*Set exercise*: Select all lines in the records that include "кафедра".

*Data*:
====

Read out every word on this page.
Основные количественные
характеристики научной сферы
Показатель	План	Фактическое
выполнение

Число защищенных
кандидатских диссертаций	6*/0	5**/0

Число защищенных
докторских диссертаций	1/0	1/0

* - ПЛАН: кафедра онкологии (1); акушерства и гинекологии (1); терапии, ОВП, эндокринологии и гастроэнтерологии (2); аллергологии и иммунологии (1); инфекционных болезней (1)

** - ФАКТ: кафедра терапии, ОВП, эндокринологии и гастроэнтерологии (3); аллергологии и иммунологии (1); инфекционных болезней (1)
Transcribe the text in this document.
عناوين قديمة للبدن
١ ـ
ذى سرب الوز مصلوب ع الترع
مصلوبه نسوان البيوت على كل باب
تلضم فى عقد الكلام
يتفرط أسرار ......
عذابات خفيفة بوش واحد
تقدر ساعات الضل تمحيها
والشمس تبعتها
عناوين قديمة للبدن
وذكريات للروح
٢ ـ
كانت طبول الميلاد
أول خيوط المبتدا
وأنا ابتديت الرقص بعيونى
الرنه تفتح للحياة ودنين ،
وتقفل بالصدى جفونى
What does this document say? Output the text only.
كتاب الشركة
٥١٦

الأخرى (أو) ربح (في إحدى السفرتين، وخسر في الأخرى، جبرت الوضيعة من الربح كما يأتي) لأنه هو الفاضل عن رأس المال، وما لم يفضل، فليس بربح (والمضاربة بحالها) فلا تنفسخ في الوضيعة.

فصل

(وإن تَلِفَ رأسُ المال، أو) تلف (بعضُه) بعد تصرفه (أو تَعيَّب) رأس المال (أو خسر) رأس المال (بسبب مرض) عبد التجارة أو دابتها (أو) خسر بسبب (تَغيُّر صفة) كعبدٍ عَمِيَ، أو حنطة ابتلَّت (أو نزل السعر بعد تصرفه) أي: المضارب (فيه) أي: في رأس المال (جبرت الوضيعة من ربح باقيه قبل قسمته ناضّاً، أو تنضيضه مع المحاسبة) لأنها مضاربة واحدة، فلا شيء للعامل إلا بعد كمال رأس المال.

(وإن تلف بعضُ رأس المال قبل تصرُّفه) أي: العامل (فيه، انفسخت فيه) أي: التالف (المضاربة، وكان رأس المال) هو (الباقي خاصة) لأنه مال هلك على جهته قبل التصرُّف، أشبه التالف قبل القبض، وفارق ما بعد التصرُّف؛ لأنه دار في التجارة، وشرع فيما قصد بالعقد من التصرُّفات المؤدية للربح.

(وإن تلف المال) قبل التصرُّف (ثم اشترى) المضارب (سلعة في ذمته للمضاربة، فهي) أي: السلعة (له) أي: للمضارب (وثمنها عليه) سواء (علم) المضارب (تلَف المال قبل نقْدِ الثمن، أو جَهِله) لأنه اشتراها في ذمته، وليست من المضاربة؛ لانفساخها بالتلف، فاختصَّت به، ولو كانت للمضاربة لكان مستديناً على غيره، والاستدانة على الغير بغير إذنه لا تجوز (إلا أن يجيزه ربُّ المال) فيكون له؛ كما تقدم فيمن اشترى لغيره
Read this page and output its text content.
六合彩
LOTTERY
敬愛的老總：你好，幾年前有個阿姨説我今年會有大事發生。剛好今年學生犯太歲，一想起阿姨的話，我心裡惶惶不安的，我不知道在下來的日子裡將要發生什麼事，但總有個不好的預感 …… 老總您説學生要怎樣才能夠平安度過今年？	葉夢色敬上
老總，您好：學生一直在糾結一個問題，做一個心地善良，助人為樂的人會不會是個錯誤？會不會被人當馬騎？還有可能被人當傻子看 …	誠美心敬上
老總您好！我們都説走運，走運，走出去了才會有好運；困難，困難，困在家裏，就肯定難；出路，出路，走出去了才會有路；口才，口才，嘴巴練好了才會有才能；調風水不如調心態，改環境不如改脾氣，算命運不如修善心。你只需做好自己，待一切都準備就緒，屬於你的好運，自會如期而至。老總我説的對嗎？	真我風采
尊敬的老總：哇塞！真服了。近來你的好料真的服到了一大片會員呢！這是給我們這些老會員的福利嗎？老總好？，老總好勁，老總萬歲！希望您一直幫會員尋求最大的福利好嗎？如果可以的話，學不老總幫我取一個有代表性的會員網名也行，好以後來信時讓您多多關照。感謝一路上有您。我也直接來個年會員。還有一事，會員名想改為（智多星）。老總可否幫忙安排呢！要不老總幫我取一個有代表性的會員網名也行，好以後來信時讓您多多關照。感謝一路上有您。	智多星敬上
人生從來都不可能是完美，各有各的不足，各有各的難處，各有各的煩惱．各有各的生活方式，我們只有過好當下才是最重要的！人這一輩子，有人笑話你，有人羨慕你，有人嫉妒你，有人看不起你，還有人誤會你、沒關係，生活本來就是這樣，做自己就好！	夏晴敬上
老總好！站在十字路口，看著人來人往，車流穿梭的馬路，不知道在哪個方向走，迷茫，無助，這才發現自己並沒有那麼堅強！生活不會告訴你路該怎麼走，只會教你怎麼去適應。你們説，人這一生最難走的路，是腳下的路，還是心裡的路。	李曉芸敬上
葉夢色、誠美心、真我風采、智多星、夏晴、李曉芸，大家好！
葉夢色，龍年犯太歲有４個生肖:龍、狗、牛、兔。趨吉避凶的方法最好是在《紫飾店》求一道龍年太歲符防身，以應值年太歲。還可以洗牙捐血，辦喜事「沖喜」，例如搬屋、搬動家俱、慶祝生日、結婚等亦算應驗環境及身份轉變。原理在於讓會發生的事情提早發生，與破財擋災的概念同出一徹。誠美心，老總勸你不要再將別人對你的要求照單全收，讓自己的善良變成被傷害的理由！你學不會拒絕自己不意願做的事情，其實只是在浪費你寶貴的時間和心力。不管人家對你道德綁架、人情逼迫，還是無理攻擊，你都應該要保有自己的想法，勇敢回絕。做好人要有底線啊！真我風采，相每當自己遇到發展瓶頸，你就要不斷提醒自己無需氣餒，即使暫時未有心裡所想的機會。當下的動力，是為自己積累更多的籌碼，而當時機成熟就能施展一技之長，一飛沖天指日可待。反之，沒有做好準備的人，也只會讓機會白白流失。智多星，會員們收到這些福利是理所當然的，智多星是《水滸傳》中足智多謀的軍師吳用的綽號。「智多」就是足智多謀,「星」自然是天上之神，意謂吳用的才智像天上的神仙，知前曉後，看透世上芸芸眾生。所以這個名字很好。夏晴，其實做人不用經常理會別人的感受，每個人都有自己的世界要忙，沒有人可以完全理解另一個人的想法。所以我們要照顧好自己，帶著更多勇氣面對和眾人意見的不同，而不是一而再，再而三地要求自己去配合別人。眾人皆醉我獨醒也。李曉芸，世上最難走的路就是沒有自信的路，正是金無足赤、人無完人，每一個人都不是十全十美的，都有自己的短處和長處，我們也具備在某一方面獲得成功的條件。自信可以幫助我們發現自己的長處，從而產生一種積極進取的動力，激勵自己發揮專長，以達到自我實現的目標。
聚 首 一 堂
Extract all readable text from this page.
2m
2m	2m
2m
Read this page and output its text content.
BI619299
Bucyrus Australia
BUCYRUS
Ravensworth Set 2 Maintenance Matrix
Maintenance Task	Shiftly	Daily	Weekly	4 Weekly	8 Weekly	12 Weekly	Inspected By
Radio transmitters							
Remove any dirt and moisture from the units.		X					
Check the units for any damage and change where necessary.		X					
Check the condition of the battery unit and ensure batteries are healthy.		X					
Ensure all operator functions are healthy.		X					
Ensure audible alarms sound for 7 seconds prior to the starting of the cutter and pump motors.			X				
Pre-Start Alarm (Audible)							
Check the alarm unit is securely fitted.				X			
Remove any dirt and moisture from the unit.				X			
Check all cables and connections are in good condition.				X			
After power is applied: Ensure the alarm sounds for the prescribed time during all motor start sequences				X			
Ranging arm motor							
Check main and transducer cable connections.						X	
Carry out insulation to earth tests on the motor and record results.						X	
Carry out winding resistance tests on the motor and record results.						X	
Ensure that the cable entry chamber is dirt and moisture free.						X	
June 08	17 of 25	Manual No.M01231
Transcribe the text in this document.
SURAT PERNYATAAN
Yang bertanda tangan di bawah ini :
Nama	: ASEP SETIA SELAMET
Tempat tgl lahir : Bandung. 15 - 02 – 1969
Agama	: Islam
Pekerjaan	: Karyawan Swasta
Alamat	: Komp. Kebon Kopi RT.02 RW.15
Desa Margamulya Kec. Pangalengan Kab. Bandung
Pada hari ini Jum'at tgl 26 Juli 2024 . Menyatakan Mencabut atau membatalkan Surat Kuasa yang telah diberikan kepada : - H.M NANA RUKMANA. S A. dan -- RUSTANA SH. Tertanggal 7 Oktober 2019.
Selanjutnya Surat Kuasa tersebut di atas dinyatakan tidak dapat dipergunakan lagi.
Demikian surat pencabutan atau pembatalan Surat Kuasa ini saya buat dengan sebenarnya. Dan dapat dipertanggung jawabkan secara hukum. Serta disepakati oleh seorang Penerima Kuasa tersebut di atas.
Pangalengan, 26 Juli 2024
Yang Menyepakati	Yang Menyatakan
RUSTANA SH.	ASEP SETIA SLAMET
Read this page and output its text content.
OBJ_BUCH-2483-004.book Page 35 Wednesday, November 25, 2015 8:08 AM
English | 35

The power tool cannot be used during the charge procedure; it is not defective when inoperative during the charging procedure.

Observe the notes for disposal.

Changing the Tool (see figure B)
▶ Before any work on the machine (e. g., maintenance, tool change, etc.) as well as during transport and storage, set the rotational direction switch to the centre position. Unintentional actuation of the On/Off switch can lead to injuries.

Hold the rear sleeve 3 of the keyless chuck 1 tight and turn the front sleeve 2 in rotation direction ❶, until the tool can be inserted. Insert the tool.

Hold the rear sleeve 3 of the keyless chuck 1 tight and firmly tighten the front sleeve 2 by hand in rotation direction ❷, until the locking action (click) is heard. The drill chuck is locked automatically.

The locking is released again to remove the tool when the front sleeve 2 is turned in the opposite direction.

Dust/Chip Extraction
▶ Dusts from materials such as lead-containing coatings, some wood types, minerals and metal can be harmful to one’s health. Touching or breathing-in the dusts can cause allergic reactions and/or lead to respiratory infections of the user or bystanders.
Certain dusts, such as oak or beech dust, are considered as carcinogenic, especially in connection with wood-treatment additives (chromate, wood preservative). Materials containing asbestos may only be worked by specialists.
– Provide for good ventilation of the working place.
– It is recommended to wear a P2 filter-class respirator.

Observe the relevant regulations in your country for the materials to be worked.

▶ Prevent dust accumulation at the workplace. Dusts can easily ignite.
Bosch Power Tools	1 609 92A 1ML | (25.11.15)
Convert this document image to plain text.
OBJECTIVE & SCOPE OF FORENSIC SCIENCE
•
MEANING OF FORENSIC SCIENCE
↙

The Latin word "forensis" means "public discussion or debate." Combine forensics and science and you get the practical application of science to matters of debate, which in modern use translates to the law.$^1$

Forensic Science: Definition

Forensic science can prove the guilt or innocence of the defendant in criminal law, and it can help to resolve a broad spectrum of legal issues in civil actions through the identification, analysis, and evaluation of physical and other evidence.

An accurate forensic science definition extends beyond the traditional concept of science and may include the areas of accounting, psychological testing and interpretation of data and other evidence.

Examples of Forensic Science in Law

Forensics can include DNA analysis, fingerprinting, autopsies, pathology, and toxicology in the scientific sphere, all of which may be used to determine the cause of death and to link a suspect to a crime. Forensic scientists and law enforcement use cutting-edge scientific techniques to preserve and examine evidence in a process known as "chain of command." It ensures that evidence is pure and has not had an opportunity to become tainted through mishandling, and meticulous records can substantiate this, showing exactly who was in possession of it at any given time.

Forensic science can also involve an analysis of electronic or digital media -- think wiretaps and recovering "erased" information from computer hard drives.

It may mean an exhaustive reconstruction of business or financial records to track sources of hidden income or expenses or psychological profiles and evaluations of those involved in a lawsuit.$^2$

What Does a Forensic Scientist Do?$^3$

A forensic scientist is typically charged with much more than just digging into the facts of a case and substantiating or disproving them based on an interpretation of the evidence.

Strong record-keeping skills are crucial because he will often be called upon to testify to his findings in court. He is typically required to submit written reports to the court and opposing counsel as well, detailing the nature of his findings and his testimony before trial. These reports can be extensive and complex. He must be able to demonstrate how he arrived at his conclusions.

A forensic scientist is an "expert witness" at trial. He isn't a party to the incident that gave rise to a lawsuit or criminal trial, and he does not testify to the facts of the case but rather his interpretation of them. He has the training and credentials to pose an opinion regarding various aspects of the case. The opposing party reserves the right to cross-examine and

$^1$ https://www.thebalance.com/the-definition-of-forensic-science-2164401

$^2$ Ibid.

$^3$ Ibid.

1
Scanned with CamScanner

====

*Solution for this exercise*:
* - ПЛАН: кафедра онкологии (1); акушерства и гинекологии (1); терапии, ОВП, эндокринологии и гастроэнтерологии (2); аллергологии и иммунологии (1); инфекционных болезней (1)
** - ФАКТ: кафедра терапии, ОВП, эндокринологии и гастроэнтерологии (3); аллергологии и иммунологии (1); инфекционных болезней (1)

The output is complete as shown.